**Material for the task**
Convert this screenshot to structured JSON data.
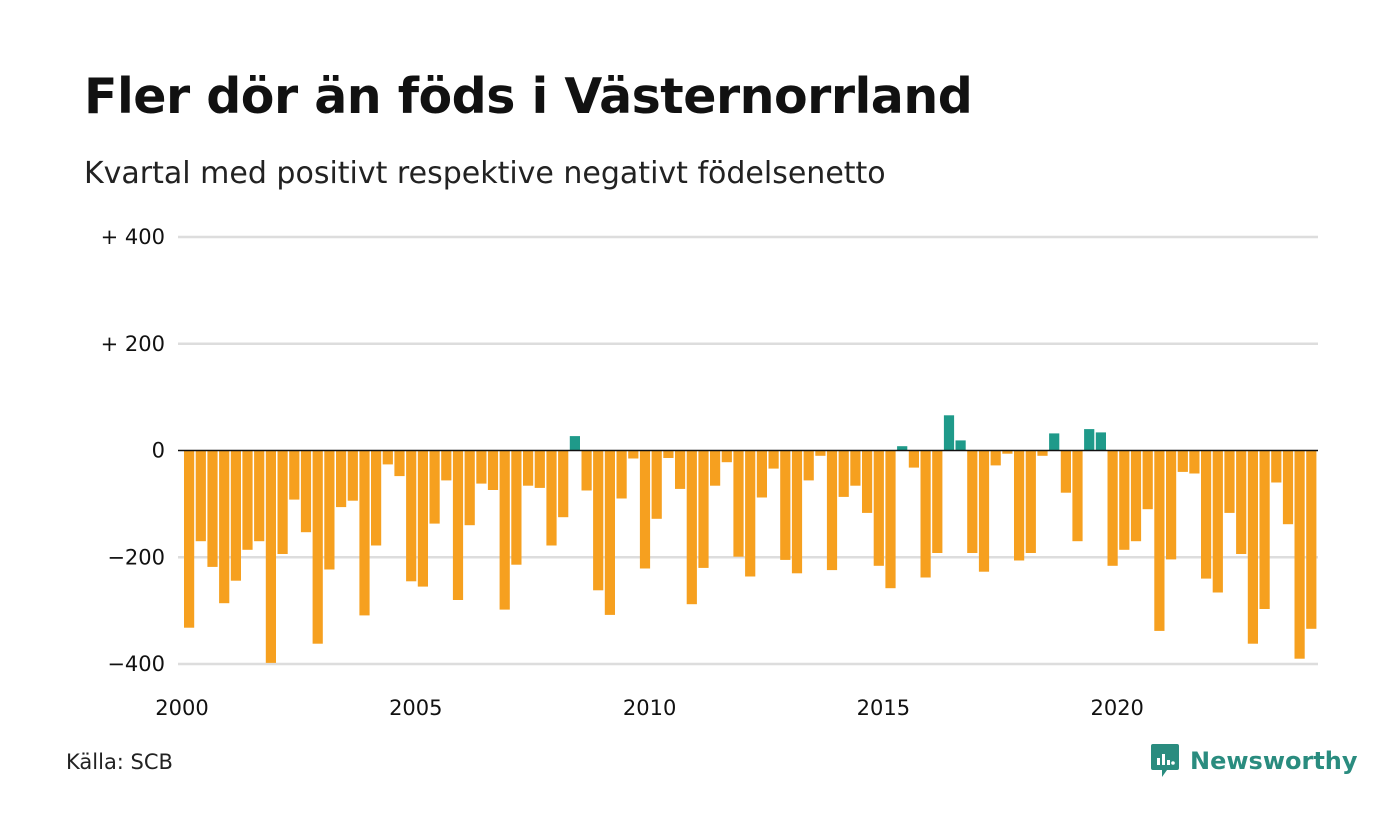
{
  "header": {
    "title": "Fler dör än föds i Västernorrland",
    "subtitle": "Kvartal med positivt respektive negativt födelsenetto"
  },
  "footer": {
    "source": "Källa: SCB",
    "brand": "Newsworthy",
    "brand_icon": "newsworthy-logo-icon"
  },
  "colors": {
    "positive": "#1f9a8a",
    "negative": "#f6a01f",
    "grid": "#dddddd",
    "zero_line": "#111111",
    "brand": "#2a8c7f"
  },
  "chart_data": {
    "type": "bar",
    "title": "Fler dör än föds i Västernorrland",
    "subtitle": "Kvartal med positivt respektive negativt födelsenetto",
    "xlabel": "",
    "ylabel": "",
    "ylim": [
      -400,
      400
    ],
    "y_ticks": [
      400,
      200,
      0,
      -200,
      -400
    ],
    "y_tick_labels": [
      "+ 400",
      "+ 200",
      "0",
      "−200",
      "−400"
    ],
    "x_ticks": [
      2000,
      2005,
      2010,
      2015,
      2020
    ],
    "x_tick_labels": [
      "2000",
      "2005",
      "2010",
      "2015",
      "2020"
    ],
    "x_start": 2000,
    "periods_per_year": 4,
    "grid": true,
    "legend": "none",
    "values": [
      -332,
      -170,
      -218,
      -286,
      -244,
      -186,
      -170,
      -398,
      -194,
      -92,
      -153,
      -362,
      -223,
      -106,
      -94,
      -309,
      -178,
      -26,
      -48,
      -245,
      -255,
      -137,
      -56,
      -280,
      -140,
      -62,
      -74,
      -298,
      -214,
      -66,
      -70,
      -178,
      -125,
      27,
      -75,
      -262,
      -308,
      -90,
      -15,
      -221,
      -128,
      -14,
      -72,
      -288,
      -220,
      -66,
      -22,
      -199,
      -236,
      -88,
      -34,
      -205,
      -230,
      -56,
      -10,
      -224,
      -87,
      -66,
      -117,
      -216,
      -258,
      8,
      -32,
      -238,
      -192,
      66,
      19,
      -192,
      -227,
      -28,
      -6,
      -206,
      -192,
      -10,
      32,
      -79,
      -170,
      40,
      34,
      -216,
      -186,
      -170,
      -110,
      -338,
      -204,
      -40,
      -43,
      -240,
      -266,
      -117,
      -194,
      -362,
      -297,
      -60,
      -138,
      -390,
      -334
    ]
  }
}
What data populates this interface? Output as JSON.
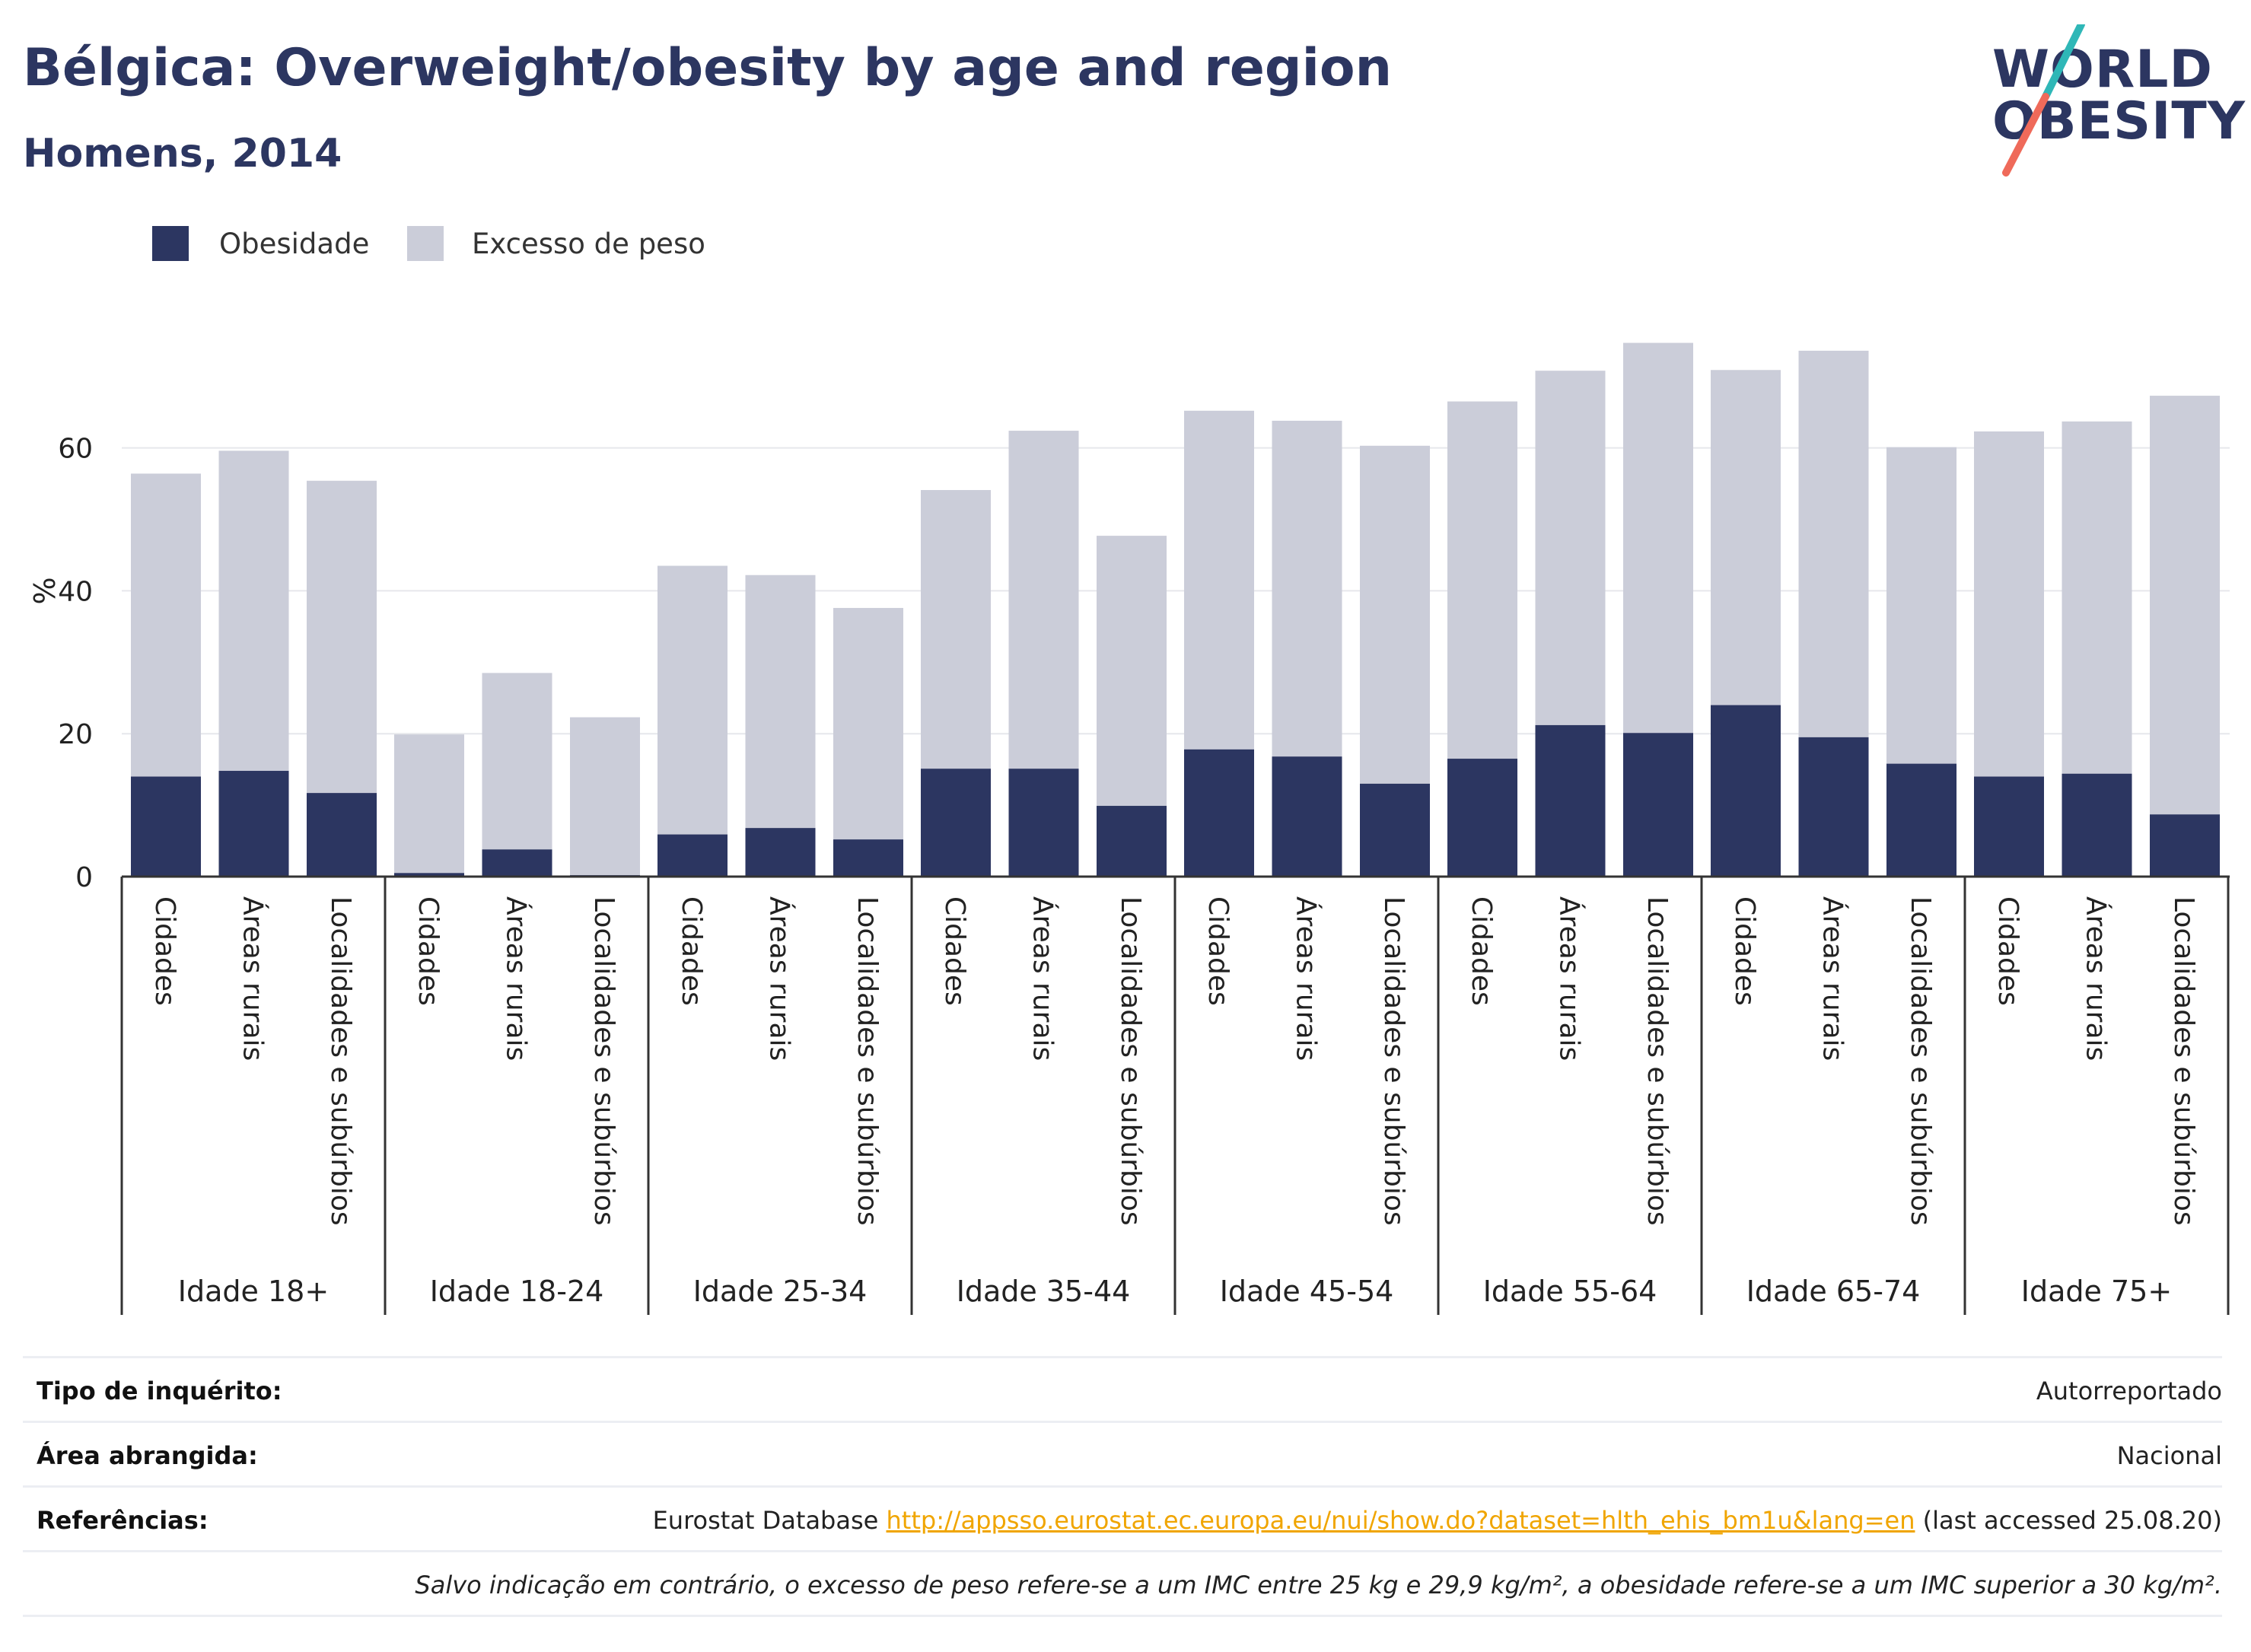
{
  "header": {
    "title": "Bélgica: Overweight/obesity by age and region",
    "subtitle": "Homens, 2014"
  },
  "logo": {
    "line1": "WORLD",
    "line2": "OBESITY"
  },
  "colors": {
    "obesity": "#2c3661",
    "overweight": "#cbcdd9",
    "accent_teal": "#2fb7b7",
    "accent_coral": "#ef6a5a",
    "link": "#f0a500"
  },
  "chart_data": {
    "type": "bar",
    "stacked": false,
    "overlay": true,
    "ylabel": "%",
    "ylim": [
      0,
      80
    ],
    "yticks": [
      0,
      20,
      40,
      60
    ],
    "grid": true,
    "legend_position": "top-left",
    "series": [
      {
        "name": "Obesidade",
        "color": "#2c3661"
      },
      {
        "name": "Excesso de peso",
        "color": "#cbcdd9"
      }
    ],
    "groups": [
      {
        "label": "Idade 18+",
        "categories": [
          "Cidades",
          "Áreas rurais",
          "Localidades e subúrbios"
        ],
        "overweight": [
          56.4,
          59.6,
          55.4
        ],
        "obesity": [
          14.0,
          14.8,
          11.7
        ]
      },
      {
        "label": "Idade 18-24",
        "categories": [
          "Cidades",
          "Áreas rurais",
          "Localidades e subúrbios"
        ],
        "overweight": [
          19.9,
          28.5,
          22.3
        ],
        "obesity": [
          0.5,
          3.8,
          0.2
        ]
      },
      {
        "label": "Idade 25-34",
        "categories": [
          "Cidades",
          "Áreas rurais",
          "Localidades e subúrbios"
        ],
        "overweight": [
          43.5,
          42.2,
          37.6
        ],
        "obesity": [
          5.9,
          6.8,
          5.2
        ]
      },
      {
        "label": "Idade 35-44",
        "categories": [
          "Cidades",
          "Áreas rurais",
          "Localidades e subúrbios"
        ],
        "overweight": [
          54.1,
          62.4,
          47.7
        ],
        "obesity": [
          15.1,
          15.1,
          9.9
        ]
      },
      {
        "label": "Idade 45-54",
        "categories": [
          "Cidades",
          "Áreas rurais",
          "Localidades e subúrbios"
        ],
        "overweight": [
          65.2,
          63.8,
          60.3
        ],
        "obesity": [
          17.8,
          16.8,
          13.0
        ]
      },
      {
        "label": "Idade 55-64",
        "categories": [
          "Cidades",
          "Áreas rurais",
          "Localidades e subúrbios"
        ],
        "overweight": [
          66.5,
          70.8,
          74.7
        ],
        "obesity": [
          16.5,
          21.2,
          20.1
        ]
      },
      {
        "label": "Idade 65-74",
        "categories": [
          "Cidades",
          "Áreas rurais",
          "Localidades e subúrbios"
        ],
        "overweight": [
          70.9,
          73.6,
          60.1
        ],
        "obesity": [
          24.0,
          19.5,
          15.8
        ]
      },
      {
        "label": "Idade 75+",
        "categories": [
          "Cidades",
          "Áreas rurais",
          "Localidades e subúrbios"
        ],
        "overweight": [
          62.3,
          63.7,
          67.3
        ],
        "obesity": [
          14.0,
          14.4,
          8.7
        ]
      }
    ]
  },
  "footer": {
    "rows": [
      {
        "key": "Tipo de inquérito:",
        "value": "Autorreportado"
      },
      {
        "key": "Área abrangida:",
        "value": "Nacional"
      },
      {
        "key": "Referências:",
        "value_prefix": "Eurostat Database ",
        "link": "http://appsso.eurostat.ec.europa.eu/nui/show.do?dataset=hlth_ehis_bm1u&lang=en",
        "value_suffix": " (last accessed 25.08.20)"
      }
    ],
    "note": "Salvo indicação em contrário, o excesso de peso refere-se a um IMC entre 25 kg e 29,9 kg/m², a obesidade refere-se a um IMC superior a 30 kg/m²."
  }
}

**Problem statement**
Omit each picture, then return all of the listing exactly as it stands.

**Finished task**
Convert this screenshot to structured JSON data.
{
  "header": {
    "title": "Fler dör än föds i Västernorrland",
    "subtitle": "Kvartal med positivt respektive negativt födelsenetto"
  },
  "footer": {
    "source": "Källa: SCB",
    "brand": "Newsworthy",
    "brand_icon": "newsworthy-logo-icon"
  },
  "colors": {
    "positive": "#1f9a8a",
    "negative": "#f6a01f",
    "grid": "#dddddd",
    "zero_line": "#111111",
    "brand": "#2a8c7f"
  },
  "chart_data": {
    "type": "bar",
    "title": "Fler dör än föds i Västernorrland",
    "subtitle": "Kvartal med positivt respektive negativt födelsenetto",
    "xlabel": "",
    "ylabel": "",
    "ylim": [
      -400,
      400
    ],
    "y_ticks": [
      400,
      200,
      0,
      -200,
      -400
    ],
    "y_tick_labels": [
      "+ 400",
      "+ 200",
      "0",
      "−200",
      "−400"
    ],
    "x_ticks": [
      2000,
      2005,
      2010,
      2015,
      2020
    ],
    "x_tick_labels": [
      "2000",
      "2005",
      "2010",
      "2015",
      "2020"
    ],
    "x_start": 2000,
    "periods_per_year": 4,
    "grid": true,
    "legend": "none",
    "values": [
      -332,
      -170,
      -218,
      -286,
      -244,
      -186,
      -170,
      -398,
      -194,
      -92,
      -153,
      -362,
      -223,
      -106,
      -94,
      -309,
      -178,
      -26,
      -48,
      -245,
      -255,
      -137,
      -56,
      -280,
      -140,
      -62,
      -74,
      -298,
      -214,
      -66,
      -70,
      -178,
      -125,
      27,
      -75,
      -262,
      -308,
      -90,
      -15,
      -221,
      -128,
      -14,
      -72,
      -288,
      -220,
      -66,
      -22,
      -199,
      -236,
      -88,
      -34,
      -205,
      -230,
      -56,
      -10,
      -224,
      -87,
      -66,
      -117,
      -216,
      -258,
      8,
      -32,
      -238,
      -192,
      66,
      19,
      -192,
      -227,
      -28,
      -6,
      -206,
      -192,
      -10,
      32,
      -79,
      -170,
      40,
      34,
      -216,
      -186,
      -170,
      -110,
      -338,
      -204,
      -40,
      -43,
      -240,
      -266,
      -117,
      -194,
      -362,
      -297,
      -60,
      -138,
      -390,
      -334
    ]
  }
}
What data populates this interface? Output as JSON.
{
  "header": {
    "title": "Bélgica: Overweight/obesity by age and region",
    "subtitle": "Homens, 2014"
  },
  "logo": {
    "line1": "WORLD",
    "line2": "OBESITY"
  },
  "colors": {
    "obesity": "#2c3661",
    "overweight": "#cbcdd9",
    "accent_teal": "#2fb7b7",
    "accent_coral": "#ef6a5a",
    "link": "#f0a500"
  },
  "chart_data": {
    "type": "bar",
    "stacked": false,
    "overlay": true,
    "ylabel": "%",
    "ylim": [
      0,
      80
    ],
    "yticks": [
      0,
      20,
      40,
      60
    ],
    "grid": true,
    "legend_position": "top-left",
    "series": [
      {
        "name": "Obesidade",
        "color": "#2c3661"
      },
      {
        "name": "Excesso de peso",
        "color": "#cbcdd9"
      }
    ],
    "groups": [
      {
        "label": "Idade 18+",
        "categories": [
          "Cidades",
          "Áreas rurais",
          "Localidades e subúrbios"
        ],
        "overweight": [
          56.4,
          59.6,
          55.4
        ],
        "obesity": [
          14.0,
          14.8,
          11.7
        ]
      },
      {
        "label": "Idade 18-24",
        "categories": [
          "Cidades",
          "Áreas rurais",
          "Localidades e subúrbios"
        ],
        "overweight": [
          19.9,
          28.5,
          22.3
        ],
        "obesity": [
          0.5,
          3.8,
          0.2
        ]
      },
      {
        "label": "Idade 25-34",
        "categories": [
          "Cidades",
          "Áreas rurais",
          "Localidades e subúrbios"
        ],
        "overweight": [
          43.5,
          42.2,
          37.6
        ],
        "obesity": [
          5.9,
          6.8,
          5.2
        ]
      },
      {
        "label": "Idade 35-44",
        "categories": [
          "Cidades",
          "Áreas rurais",
          "Localidades e subúrbios"
        ],
        "overweight": [
          54.1,
          62.4,
          47.7
        ],
        "obesity": [
          15.1,
          15.1,
          9.9
        ]
      },
      {
        "label": "Idade 45-54",
        "categories": [
          "Cidades",
          "Áreas rurais",
          "Localidades e subúrbios"
        ],
        "overweight": [
          65.2,
          63.8,
          60.3
        ],
        "obesity": [
          17.8,
          16.8,
          13.0
        ]
      },
      {
        "label": "Idade 55-64",
        "categories": [
          "Cidades",
          "Áreas rurais",
          "Localidades e subúrbios"
        ],
        "overweight": [
          66.5,
          70.8,
          74.7
        ],
        "obesity": [
          16.5,
          21.2,
          20.1
        ]
      },
      {
        "label": "Idade 65-74",
        "categories": [
          "Cidades",
          "Áreas rurais",
          "Localidades e subúrbios"
        ],
        "overweight": [
          70.9,
          73.6,
          60.1
        ],
        "obesity": [
          24.0,
          19.5,
          15.8
        ]
      },
      {
        "label": "Idade 75+",
        "categories": [
          "Cidades",
          "Áreas rurais",
          "Localidades e subúrbios"
        ],
        "overweight": [
          62.3,
          63.7,
          67.3
        ],
        "obesity": [
          14.0,
          14.4,
          8.7
        ]
      }
    ]
  },
  "footer": {
    "rows": [
      {
        "key": "Tipo de inquérito:",
        "value": "Autorreportado"
      },
      {
        "key": "Área abrangida:",
        "value": "Nacional"
      },
      {
        "key": "Referências:",
        "value_prefix": "Eurostat Database ",
        "link": "http://appsso.eurostat.ec.europa.eu/nui/show.do?dataset=hlth_ehis_bm1u&lang=en",
        "value_suffix": " (last accessed 25.08.20)"
      }
    ],
    "note": "Salvo indicação em contrário, o excesso de peso refere-se a um IMC entre 25 kg e 29,9 kg/m², a obesidade refere-se a um IMC superior a 30 kg/m²."
  }
}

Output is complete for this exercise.